What you have to do> Where the string "bottle" shows up in a line of the records, copy that line.

━━━━

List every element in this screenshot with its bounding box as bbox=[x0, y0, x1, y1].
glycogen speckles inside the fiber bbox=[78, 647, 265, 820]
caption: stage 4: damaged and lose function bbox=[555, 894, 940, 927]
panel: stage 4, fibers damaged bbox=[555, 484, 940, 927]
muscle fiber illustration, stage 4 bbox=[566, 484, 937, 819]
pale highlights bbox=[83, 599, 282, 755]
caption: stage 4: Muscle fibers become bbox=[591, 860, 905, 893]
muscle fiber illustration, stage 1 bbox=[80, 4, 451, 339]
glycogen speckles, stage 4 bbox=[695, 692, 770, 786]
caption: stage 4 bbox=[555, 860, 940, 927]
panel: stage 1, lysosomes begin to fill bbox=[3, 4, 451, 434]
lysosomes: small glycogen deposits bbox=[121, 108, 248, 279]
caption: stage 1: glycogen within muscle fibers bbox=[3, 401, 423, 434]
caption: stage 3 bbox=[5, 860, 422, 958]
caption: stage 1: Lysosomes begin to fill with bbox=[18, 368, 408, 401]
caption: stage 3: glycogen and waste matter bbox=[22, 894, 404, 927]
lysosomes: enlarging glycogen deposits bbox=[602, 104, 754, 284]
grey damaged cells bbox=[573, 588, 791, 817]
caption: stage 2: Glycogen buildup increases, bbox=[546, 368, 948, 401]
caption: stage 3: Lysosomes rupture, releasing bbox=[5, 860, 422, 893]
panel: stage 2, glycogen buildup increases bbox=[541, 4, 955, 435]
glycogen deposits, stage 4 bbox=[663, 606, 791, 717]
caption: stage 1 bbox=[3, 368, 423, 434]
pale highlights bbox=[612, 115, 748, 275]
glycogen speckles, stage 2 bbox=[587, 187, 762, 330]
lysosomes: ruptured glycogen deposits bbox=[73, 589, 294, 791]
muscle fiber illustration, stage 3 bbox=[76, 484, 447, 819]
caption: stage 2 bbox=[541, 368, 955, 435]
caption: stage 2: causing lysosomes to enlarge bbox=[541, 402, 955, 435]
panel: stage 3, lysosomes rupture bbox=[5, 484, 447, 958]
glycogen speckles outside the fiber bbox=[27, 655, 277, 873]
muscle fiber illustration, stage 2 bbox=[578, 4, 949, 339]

━━━━

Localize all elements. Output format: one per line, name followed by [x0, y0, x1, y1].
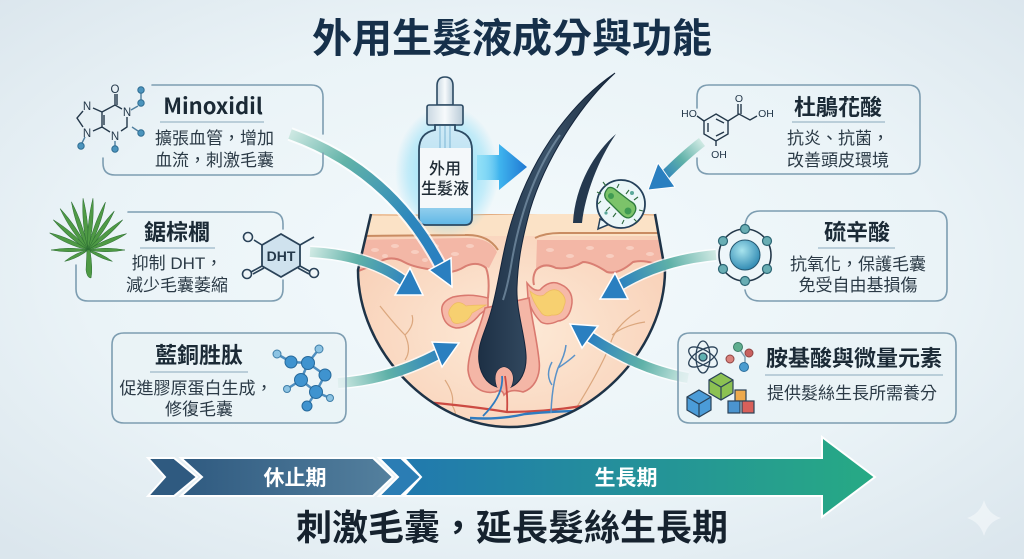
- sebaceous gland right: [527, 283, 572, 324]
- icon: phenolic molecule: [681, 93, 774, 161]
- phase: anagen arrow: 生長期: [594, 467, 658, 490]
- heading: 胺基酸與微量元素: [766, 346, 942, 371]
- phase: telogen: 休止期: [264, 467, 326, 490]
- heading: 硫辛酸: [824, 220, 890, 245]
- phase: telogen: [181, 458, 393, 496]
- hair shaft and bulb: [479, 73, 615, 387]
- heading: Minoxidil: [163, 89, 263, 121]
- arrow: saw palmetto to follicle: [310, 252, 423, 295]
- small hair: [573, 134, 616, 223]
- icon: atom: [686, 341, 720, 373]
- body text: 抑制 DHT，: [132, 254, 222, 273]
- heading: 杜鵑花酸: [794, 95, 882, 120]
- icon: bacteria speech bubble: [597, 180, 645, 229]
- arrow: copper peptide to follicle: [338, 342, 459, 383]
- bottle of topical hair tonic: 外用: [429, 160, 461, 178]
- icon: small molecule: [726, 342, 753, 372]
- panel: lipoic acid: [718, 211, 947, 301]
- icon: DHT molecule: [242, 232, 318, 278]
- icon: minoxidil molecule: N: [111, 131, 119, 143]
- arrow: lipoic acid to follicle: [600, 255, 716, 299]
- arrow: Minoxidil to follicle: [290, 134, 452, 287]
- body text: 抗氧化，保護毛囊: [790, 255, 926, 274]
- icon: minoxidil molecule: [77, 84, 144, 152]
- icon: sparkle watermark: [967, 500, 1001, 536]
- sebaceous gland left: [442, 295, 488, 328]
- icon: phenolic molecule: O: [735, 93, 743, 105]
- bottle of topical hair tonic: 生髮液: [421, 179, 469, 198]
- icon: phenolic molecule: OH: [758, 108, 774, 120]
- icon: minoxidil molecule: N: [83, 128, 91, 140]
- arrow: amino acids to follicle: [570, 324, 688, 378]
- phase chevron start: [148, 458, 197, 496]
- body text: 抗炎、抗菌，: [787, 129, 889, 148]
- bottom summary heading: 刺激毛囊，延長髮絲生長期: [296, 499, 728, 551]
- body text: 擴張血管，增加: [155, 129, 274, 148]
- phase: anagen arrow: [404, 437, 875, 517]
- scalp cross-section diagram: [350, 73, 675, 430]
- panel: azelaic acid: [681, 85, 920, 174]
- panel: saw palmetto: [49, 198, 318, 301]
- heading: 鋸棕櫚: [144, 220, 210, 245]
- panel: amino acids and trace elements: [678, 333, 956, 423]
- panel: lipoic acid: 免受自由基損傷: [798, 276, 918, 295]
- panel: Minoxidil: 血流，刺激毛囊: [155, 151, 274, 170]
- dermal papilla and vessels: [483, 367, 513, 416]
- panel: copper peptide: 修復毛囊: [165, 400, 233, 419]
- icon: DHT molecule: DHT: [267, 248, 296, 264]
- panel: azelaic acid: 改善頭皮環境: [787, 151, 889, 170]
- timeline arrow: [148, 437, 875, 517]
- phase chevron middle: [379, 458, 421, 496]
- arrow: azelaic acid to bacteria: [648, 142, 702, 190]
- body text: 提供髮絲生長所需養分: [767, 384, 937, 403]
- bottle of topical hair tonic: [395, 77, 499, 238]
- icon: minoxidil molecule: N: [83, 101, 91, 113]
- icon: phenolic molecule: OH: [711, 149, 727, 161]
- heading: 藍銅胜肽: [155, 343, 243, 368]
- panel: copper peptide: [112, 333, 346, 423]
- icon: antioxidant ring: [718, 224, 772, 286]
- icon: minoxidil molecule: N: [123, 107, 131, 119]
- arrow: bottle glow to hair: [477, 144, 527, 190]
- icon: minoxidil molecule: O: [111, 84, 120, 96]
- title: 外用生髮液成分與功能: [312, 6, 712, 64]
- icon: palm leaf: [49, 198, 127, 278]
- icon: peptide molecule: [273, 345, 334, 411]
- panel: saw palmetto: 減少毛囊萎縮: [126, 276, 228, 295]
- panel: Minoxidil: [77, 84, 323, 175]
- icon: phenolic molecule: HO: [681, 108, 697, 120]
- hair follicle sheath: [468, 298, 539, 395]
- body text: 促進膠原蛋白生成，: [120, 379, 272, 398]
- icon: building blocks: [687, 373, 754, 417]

━━━━

Exercise answer>
- bottle of topical hair tonic: 外用: [429, 160, 461, 178]
- bottle of topical hair tonic: 生髮液: [421, 179, 469, 198]
- bottle of topical hair tonic: [395, 77, 499, 238]
- arrow: bottle glow to hair: [477, 144, 527, 190]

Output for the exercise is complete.